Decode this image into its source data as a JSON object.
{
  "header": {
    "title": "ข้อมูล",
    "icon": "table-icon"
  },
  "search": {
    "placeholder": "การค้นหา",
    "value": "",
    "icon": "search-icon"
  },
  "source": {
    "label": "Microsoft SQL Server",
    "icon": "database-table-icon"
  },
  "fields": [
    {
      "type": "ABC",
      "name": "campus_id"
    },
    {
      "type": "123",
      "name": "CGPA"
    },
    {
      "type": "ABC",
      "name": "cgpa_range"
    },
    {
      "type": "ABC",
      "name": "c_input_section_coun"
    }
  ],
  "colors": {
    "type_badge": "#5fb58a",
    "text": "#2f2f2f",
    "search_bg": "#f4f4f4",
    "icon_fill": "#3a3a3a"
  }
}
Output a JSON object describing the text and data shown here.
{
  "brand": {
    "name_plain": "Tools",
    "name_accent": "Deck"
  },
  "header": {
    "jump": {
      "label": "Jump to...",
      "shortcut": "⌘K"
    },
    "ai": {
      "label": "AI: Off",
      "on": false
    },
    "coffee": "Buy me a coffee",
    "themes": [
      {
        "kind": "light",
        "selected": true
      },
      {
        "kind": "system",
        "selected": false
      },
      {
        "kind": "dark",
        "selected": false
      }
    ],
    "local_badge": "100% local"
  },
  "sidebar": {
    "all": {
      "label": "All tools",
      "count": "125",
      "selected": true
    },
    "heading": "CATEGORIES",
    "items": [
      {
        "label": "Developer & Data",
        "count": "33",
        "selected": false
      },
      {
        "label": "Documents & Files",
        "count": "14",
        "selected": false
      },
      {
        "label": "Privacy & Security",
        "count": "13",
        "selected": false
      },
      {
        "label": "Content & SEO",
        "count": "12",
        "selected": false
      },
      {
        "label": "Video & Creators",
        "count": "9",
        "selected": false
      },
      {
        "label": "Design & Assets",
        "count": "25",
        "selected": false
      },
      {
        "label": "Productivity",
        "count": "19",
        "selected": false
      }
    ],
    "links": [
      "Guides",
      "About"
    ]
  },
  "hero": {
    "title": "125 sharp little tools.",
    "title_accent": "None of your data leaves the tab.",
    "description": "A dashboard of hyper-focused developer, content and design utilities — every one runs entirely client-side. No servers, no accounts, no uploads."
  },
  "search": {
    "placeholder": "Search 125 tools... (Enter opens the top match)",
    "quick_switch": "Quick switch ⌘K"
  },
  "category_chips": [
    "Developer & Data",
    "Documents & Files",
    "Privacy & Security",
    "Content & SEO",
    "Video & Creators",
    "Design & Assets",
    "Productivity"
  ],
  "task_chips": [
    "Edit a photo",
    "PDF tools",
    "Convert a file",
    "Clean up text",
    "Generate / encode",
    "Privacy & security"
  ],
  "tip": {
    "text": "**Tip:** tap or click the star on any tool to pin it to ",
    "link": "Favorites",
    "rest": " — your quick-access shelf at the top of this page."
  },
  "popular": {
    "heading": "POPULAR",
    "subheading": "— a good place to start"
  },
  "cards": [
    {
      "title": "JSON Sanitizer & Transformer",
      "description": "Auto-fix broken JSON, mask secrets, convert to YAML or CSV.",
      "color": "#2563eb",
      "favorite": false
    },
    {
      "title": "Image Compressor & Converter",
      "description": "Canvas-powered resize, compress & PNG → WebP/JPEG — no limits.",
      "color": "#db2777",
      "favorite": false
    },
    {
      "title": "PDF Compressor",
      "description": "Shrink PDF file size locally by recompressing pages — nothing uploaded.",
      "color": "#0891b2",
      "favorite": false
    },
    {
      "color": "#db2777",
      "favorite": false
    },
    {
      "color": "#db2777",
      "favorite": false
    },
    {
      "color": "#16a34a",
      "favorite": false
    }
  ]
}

^^^^^^^^

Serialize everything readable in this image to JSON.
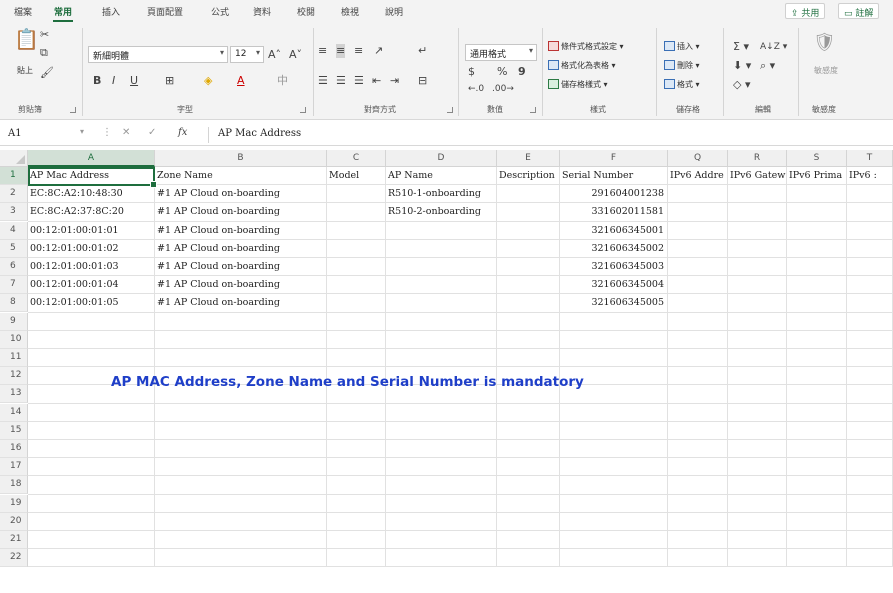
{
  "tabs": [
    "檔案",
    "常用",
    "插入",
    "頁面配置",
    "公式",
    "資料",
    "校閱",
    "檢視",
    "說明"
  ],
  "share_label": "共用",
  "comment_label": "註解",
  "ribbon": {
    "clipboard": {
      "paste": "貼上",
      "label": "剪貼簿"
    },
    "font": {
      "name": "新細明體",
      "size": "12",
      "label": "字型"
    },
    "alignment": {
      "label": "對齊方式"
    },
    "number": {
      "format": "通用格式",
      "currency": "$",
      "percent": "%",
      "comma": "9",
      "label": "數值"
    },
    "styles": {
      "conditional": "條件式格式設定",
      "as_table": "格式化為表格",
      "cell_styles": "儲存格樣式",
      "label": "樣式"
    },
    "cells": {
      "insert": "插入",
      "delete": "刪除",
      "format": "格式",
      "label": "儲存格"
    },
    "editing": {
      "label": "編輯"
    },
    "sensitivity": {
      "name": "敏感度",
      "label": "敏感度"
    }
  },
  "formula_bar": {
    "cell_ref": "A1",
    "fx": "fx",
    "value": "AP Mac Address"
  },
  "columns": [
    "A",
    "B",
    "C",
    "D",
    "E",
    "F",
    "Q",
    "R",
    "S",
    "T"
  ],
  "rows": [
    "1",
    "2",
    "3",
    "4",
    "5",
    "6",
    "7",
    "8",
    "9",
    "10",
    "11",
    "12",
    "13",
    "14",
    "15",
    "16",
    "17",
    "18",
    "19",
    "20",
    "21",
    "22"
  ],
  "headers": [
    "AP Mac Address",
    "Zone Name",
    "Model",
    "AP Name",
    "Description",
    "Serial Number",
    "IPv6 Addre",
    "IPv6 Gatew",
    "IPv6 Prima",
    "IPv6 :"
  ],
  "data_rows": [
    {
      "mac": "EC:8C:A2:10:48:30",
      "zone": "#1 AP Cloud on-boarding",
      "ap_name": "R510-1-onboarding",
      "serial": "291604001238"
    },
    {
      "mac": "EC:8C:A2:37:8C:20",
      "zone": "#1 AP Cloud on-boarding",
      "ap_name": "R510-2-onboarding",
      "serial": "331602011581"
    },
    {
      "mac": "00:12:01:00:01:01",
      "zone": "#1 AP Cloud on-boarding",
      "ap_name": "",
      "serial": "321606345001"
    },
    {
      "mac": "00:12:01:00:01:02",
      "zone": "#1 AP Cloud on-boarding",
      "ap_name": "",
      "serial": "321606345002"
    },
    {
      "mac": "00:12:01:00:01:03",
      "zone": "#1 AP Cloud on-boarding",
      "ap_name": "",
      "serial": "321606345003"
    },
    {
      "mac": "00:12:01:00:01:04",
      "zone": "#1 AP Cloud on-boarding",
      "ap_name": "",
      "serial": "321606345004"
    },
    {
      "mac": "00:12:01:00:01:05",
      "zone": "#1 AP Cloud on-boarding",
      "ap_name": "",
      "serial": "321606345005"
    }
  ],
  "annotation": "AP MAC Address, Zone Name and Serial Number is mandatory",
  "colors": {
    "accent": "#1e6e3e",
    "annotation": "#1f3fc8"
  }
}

^^^^^^^^

◆ **Exercise requirements**
Copy all lines from the data that hold the word "text".

◆ **Response**
    "text": "#2f2f2f",
Output a JSON object describing the text and data shown here.
    "Clean up text",
    "text": "**Tip:** tap or click the star on any tool to pin it to ",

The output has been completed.